**STATED PROBLEM:**
Copy all lines holding the word "their" from the entries.

**DATASET ENTRIES:**

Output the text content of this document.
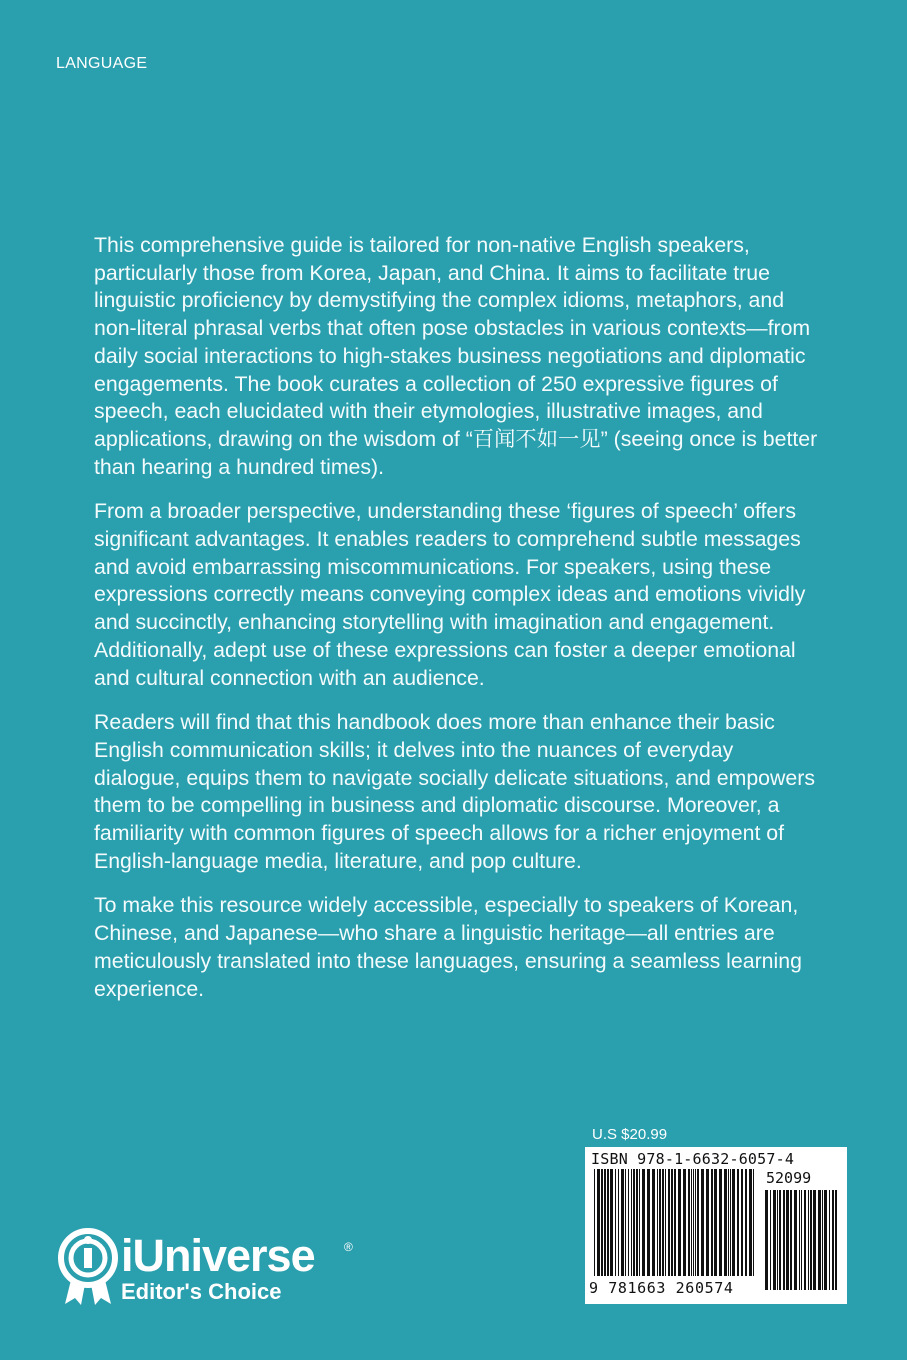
LANGUAGE

This comprehensive guide is tailored for non-native English speakers, particularly those from Korea, Japan, and China. It aims to facilitate true linguistic proficiency by demystifying the complex idioms, metaphors, and non-literal phrasal verbs that often pose obstacles in various contexts—from daily social interactions to high-stakes business negotiations and diplomatic engagements. The book curates a collection of 250 expressive figures of speech, each elucidated with their etymologies, illustrative images, and applications, drawing on the wisdom of “百闻不如一见” (seeing once is better than hearing a hundred times).

From a broader perspective, understanding these ‘figures of speech’ offers significant advantages. It enables readers to comprehend subtle messages and avoid embarrassing miscommunications. For speakers, using these expressions correctly means conveying complex ideas and emotions vividly and succinctly, enhancing storytelling with imagination and engagement. Additionally, adept use of these expressions can foster a deeper emotional and cultural connection with an audience.

Readers will find that this handbook does more than enhance their basic English communication skills; it delves into the nuances of everyday dialogue, equips them to navigate socially delicate situations, and empowers them to be compelling in business and diplomatic discourse. Moreover, a familiarity with common figures of speech allows for a richer enjoyment of English-language media, literature, and pop culture.

To make this resource widely accessible, especially to speakers of Korean, Chinese, and Japanese—who share a linguistic heritage—all entries are meticulously translated into these languages, ensuring a seamless learning experience.

U.S $20.99
ISBN 978-1-6632-6057-4
52099
9 781663 260574
iUniverse ®
Editor's Choice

**WRITTEN SOLUTION:**
This comprehensive guide is tailored for non-native English speakers, particularly those from Korea, Japan, and China. It aims to facilitate true linguistic proficiency by demystifying the complex idioms, metaphors, and non-literal phrasal verbs that often pose obstacles in various contexts—from daily social interactions to high-stakes business negotiations and diplomatic engagements. The book curates a collection of 250 expressive figures of speech, each elucidated with their etymologies, illustrative images, and applications, drawing on the wisdom of “百闻不如一见” (seeing once is better than hearing a hundred times).
Readers will find that this handbook does more than enhance their basic English communication skills; it delves into the nuances of everyday dialogue, equips them to navigate socially delicate situations, and empowers them to be compelling in business and diplomatic discourse. Moreover, a familiarity with common figures of speech allows for a richer enjoyment of English-language media, literature, and pop culture.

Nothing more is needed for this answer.